Stated problem a -> In the text about the online group of expecting mothers, what month and year were the members' babies due?

++++++++

But they are not alone. The Quinteros don’t just have their wonderfully supportive family and friends surrounding them. In this spectacularly small world where any person is just a mouse click or keystroke away from another, the Quinteros also have hundreds of people all over the world praying for them and for little Christian. But how is this possible? How has Christian’s story reached so many in such a short time? Maybe I should start at the beginning.
In November/December of 2007, a group of about 100 women were meeting each other on an online message board. We had all just found out we were pregnant with babies due in August 2008. There were women who were expecting their first child, and those expecting their fourth. Women who had been trying for years to get pregnant, some who had gone through countless infertility treatments, and some who had gotten pregnant easily or even by “accident.” There were women who had lost previous pregnancies, even had to deal with stillbirth. We came from all over the US, Europe, and even Australia. We were as varied in personality and circumstance as any group could be, but we were united in our love of our August babies.
As the months went on, we grew closer. We were devastated when our numbers were diminished as some among us had miscarriages and lost their precious babies. We were thrilled when announcements of twins came, and when other women found us and joined in. We shared our joys, our fears, our aches, our pains, and our complaints about spouses who just “didn’t get it.” We became a family. As time went on, we posted pictures of our growing bellies, shared gender ultrasound results, and discussed baby names.
And then, all of a sudden, it seemed, it was June, and babies started arriving. Paige was first, born so early, and we all furiously prayed for her as she fought in the NICU, and celebrated when she went home. July and August brought a cascade of babies, birth stories, and pictures of beautiful, wrinkly newborns. Some babies even waited until September to make their appearances. But we were all still the “August Moms.” By that point, we’d been together 8-9 months.
Many so-called “due date groups” peter out after babies are born. Moms get busy, don’t have time to get online anymore, or just aren’t interested now that their due dates have come and gone. Not so for our group. If anything, we became stronger after our babies were born. Instead of Braxton hicks contractions and swollen ankles, though, we complained about sleepless nights and cranky, teething babies. Instead of feeling kicks or seeing sonograms, we cheered about rolling over, sleeping through the night, and first teeth. We shared pictures, stories, and even videos of our little ones, and became even closer. We started calling each other our children’s “Internet Aunties.”
Many of us became “friends” on Facebook, and continued connecting. We had “meet-ups,” where members met each other in person. Some continue to get together regularly. And we kept posting on our message boards daily, asking questions, sharing advice, and generally doing what friends do. We had found caring, loving, loyal, and true friends on the internet. I guess stranger things have happened.

++++++++

Stated problem b -> Rewrite the rows below as a numbered list, skipping blank lines and omitting the picture.

++++++++

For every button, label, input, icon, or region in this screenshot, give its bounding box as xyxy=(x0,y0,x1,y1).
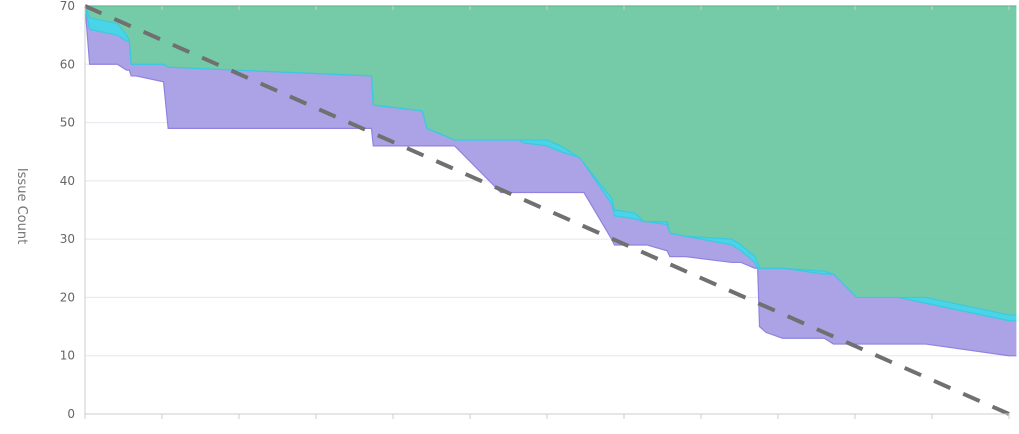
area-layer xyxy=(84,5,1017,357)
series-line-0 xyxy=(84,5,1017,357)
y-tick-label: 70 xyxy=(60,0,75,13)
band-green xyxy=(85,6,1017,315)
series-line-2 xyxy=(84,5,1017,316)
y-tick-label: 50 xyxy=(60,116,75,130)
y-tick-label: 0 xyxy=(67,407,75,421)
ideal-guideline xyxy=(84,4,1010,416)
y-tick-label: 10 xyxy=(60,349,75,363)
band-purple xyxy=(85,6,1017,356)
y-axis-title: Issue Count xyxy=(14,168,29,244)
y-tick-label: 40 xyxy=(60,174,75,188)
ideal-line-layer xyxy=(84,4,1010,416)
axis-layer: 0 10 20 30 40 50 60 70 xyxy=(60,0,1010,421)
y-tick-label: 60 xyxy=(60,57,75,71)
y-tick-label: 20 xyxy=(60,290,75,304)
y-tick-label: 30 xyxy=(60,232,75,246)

++++++++

Exercise answer a -> August 2008.

Exercise answer b ->
1. For every button, label, input, icon, or region in this screenshot, give its bounding box as xyxy=(x0,y0,x1,y1).
2. area-layer xyxy=(84,5,1017,357)
3. series-line-0 xyxy=(84,5,1017,357)
4. y-tick-label: 70 xyxy=(60,0,75,13)
5. band-green xyxy=(85,6,1017,315)
6. series-line-2 xyxy=(84,5,1017,316)
7. y-tick-label: 50 xyxy=(60,116,75,130)
8. y-tick-label: 0 xyxy=(67,407,75,421)
9. ideal-guideline xyxy=(84,4,1010,416)
10. y-tick-label: 10 xyxy=(60,349,75,363)
11. band-purple xyxy=(85,6,1017,356)
12. y-axis-title: Issue Count xyxy=(14,168,29,244)
13. y-tick-label: 40 xyxy=(60,174,75,188)
14. ideal-line-layer xyxy=(84,4,1010,416)
15. axis-layer: 0 10 20 30 40 50 60 70 xyxy=(60,0,1010,421)
16. y-tick-label: 60 xyxy=(60,57,75,71)
17. y-tick-label: 20 xyxy=(60,290,75,304)
18. y-tick-label: 30 xyxy=(60,232,75,246)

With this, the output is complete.